# Your task
Search the listing below for the string "Паужетка" and show each line that contains it.

━━━━━━━━━━━━━━━━━━━━━━━━━━━━━━

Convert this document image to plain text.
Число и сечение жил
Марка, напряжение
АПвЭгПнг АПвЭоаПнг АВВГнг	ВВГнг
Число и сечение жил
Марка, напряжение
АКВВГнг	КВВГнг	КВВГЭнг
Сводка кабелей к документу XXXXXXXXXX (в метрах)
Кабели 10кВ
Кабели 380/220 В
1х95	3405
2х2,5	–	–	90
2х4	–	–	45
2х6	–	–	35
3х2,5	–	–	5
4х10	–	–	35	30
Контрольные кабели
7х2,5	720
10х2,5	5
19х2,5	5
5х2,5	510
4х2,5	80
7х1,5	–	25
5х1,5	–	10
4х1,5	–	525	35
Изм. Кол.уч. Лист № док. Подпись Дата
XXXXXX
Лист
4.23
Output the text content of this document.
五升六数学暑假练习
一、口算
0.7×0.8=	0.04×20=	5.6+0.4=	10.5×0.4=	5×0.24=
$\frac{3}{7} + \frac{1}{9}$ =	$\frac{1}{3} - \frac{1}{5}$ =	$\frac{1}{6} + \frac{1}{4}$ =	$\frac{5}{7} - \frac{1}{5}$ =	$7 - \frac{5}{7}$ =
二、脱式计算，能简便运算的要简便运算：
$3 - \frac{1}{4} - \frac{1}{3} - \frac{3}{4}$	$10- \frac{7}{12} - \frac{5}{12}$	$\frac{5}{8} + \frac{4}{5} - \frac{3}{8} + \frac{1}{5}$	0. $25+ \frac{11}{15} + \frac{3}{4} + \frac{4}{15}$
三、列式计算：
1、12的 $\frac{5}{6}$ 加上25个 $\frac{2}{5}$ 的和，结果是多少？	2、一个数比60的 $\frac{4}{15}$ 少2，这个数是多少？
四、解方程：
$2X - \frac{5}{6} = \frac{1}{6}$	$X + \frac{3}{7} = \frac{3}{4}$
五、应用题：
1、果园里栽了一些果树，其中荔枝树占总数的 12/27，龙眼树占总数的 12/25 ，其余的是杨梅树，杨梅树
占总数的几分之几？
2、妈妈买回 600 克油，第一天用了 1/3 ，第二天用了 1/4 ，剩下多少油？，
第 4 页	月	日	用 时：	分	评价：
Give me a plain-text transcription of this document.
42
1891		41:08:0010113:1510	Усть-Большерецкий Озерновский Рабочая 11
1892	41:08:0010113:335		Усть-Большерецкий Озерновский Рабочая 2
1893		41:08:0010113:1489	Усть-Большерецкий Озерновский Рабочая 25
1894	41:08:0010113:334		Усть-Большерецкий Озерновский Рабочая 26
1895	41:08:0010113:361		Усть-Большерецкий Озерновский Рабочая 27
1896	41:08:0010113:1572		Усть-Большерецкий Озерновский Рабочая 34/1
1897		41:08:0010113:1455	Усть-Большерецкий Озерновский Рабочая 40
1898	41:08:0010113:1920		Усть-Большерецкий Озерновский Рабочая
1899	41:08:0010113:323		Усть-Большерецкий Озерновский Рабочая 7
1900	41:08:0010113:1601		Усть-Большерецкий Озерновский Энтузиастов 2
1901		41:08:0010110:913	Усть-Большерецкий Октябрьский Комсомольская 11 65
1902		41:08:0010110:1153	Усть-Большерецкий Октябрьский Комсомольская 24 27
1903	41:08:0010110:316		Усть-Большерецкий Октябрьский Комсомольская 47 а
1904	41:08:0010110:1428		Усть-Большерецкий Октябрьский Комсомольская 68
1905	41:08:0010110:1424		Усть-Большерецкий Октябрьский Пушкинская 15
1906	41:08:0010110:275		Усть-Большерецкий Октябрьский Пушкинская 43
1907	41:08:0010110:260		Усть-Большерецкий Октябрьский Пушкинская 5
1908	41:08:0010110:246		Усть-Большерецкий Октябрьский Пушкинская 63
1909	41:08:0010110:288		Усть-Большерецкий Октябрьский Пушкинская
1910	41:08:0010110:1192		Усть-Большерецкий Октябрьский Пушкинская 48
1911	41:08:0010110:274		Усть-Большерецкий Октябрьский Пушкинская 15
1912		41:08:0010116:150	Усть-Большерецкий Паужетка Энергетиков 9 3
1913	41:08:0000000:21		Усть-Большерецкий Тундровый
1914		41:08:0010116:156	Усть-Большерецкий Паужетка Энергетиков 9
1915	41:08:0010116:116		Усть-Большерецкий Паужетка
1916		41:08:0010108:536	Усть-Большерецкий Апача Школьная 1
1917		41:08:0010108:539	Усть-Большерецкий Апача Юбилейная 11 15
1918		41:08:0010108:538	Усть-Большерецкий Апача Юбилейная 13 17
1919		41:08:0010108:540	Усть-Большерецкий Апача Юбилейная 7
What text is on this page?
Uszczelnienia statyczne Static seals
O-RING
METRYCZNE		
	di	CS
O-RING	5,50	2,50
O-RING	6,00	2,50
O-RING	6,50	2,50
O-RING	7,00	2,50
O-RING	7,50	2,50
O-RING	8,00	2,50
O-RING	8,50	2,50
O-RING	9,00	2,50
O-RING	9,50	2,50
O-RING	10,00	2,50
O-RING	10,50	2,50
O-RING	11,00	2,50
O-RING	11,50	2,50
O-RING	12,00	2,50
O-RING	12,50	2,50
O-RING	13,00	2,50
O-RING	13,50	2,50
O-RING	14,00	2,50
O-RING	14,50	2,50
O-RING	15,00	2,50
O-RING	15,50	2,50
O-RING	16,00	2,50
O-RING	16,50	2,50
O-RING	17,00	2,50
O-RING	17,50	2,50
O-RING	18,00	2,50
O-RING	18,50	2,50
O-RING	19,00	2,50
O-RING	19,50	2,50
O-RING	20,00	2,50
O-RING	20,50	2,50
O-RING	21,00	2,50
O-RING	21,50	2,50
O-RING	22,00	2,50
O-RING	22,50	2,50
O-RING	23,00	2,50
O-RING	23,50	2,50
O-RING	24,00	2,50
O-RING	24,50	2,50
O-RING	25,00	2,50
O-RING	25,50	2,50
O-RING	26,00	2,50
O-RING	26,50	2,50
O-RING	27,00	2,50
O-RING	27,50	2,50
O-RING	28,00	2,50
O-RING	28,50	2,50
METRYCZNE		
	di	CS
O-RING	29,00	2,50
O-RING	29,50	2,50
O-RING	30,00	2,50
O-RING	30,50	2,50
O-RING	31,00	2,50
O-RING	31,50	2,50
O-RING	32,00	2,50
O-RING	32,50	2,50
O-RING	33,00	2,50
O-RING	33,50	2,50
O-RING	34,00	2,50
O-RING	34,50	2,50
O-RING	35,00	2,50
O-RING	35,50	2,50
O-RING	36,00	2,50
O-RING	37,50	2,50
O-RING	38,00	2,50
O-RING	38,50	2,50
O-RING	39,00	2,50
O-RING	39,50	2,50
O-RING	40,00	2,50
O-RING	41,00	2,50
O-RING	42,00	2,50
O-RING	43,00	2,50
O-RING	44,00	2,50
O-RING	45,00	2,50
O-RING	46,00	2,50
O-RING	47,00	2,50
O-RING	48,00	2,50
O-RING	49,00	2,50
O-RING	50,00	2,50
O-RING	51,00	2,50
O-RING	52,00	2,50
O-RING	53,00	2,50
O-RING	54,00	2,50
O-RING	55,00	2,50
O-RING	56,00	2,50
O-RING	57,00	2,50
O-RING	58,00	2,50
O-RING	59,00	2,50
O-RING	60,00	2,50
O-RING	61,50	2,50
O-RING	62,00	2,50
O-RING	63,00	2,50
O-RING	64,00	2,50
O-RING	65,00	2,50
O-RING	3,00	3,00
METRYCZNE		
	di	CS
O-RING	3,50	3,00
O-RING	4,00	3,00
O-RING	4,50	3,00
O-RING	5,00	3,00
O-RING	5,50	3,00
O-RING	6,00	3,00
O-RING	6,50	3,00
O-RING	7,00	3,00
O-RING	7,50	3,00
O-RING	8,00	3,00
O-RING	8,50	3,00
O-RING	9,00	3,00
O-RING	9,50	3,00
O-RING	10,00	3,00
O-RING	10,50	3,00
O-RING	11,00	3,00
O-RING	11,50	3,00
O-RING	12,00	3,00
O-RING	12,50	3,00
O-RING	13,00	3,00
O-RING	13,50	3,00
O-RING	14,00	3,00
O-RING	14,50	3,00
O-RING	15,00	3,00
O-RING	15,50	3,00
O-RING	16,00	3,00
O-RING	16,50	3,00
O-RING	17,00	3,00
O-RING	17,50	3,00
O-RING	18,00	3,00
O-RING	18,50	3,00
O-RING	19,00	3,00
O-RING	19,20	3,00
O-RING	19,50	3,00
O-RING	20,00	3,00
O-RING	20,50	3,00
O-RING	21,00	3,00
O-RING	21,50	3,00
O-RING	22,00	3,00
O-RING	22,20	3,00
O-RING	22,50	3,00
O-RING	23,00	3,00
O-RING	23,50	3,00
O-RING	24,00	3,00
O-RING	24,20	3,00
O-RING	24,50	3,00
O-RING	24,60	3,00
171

━━━━━━━━━━━━━━━━━━━━━━━━━━━━━━

# Correct output
1912		41:08:0010116:150	Усть-Большерецкий Паужетка Энергетиков 9 3
1914		41:08:0010116:156	Усть-Большерецкий Паужетка Энергетиков 9
1915	41:08:0010116:116		Усть-Большерецкий Паужетка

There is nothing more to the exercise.